**WRITTEN REQUEST**
Skip the pictures and quote all of the lines exactly.
## Start DATA ROWS
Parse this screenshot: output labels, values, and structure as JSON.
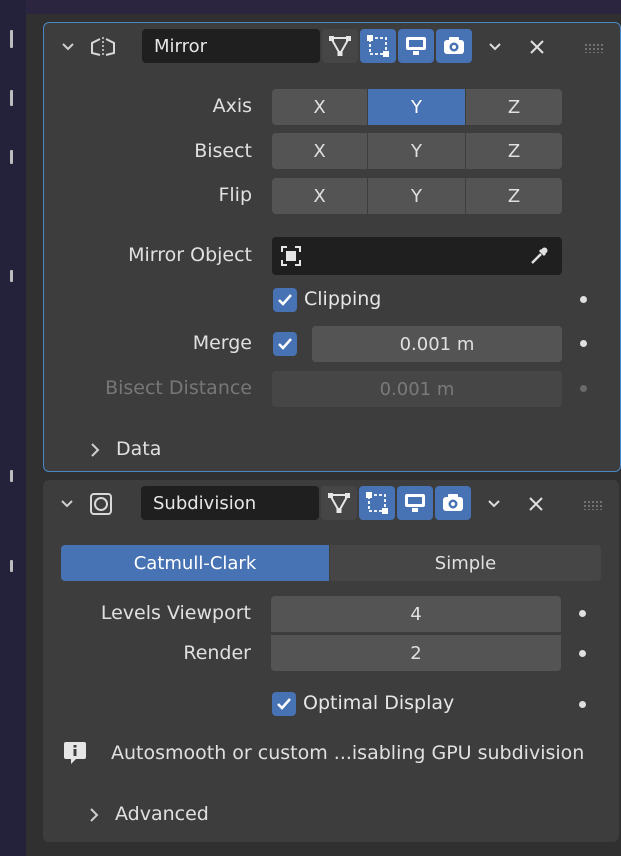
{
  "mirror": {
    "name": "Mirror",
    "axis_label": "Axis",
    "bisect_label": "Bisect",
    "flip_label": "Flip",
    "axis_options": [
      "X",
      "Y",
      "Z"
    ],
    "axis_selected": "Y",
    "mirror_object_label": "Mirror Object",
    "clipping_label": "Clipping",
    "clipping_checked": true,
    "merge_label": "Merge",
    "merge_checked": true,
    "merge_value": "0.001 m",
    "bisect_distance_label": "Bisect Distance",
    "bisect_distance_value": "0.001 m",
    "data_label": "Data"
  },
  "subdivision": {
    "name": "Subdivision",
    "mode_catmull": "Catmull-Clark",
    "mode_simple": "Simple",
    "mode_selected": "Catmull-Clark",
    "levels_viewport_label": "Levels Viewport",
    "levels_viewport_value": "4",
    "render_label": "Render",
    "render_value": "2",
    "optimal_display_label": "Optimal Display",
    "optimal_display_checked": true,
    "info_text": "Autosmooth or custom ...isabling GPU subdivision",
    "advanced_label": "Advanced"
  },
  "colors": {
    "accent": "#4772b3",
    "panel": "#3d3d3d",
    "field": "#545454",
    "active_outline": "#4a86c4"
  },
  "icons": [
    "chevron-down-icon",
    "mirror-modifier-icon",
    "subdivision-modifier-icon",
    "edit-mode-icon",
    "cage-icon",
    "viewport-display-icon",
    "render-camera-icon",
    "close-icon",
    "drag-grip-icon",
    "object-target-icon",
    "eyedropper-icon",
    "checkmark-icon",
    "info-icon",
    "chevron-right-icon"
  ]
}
## End DATA ROWS
**WRITTEN RESPONSE**
Parse this screenshot: output labels, values, and structure as JSON.
{
  "mirror": {
    "name": "Mirror",
    "axis_label": "Axis",
    "bisect_label": "Bisect",
    "flip_label": "Flip",
    "axis_options": [
      "X",
      "Y",
      "Z"
    ],
    "axis_selected": "Y",
    "mirror_object_label": "Mirror Object",
    "clipping_label": "Clipping",
    "clipping_checked": true,
    "merge_label": "Merge",
    "merge_checked": true,
    "merge_value": "0.001 m",
    "bisect_distance_label": "Bisect Distance",
    "bisect_distance_value": "0.001 m",
    "data_label": "Data"
  },
  "subdivision": {
    "name": "Subdivision",
    "mode_catmull": "Catmull-Clark",
    "mode_simple": "Simple",
    "mode_selected": "Catmull-Clark",
    "levels_viewport_label": "Levels Viewport",
    "levels_viewport_value": "4",
    "render_label": "Render",
    "render_value": "2",
    "optimal_display_label": "Optimal Display",
    "optimal_display_checked": true,
    "info_text": "Autosmooth or custom ...isabling GPU subdivision",
    "advanced_label": "Advanced"
  },
  "colors": {
    "accent": "#4772b3",
    "panel": "#3d3d3d",
    "field": "#545454",
    "active_outline": "#4a86c4"
  },
  "icons": [
    "chevron-down-icon",
    "mirror-modifier-icon",
    "subdivision-modifier-icon",
    "edit-mode-icon",
    "cage-icon",
    "viewport-display-icon",
    "render-camera-icon",
    "close-icon",
    "drag-grip-icon",
    "object-target-icon",
    "eyedropper-icon",
    "checkmark-icon",
    "info-icon",
    "chevron-right-icon"
  ]
}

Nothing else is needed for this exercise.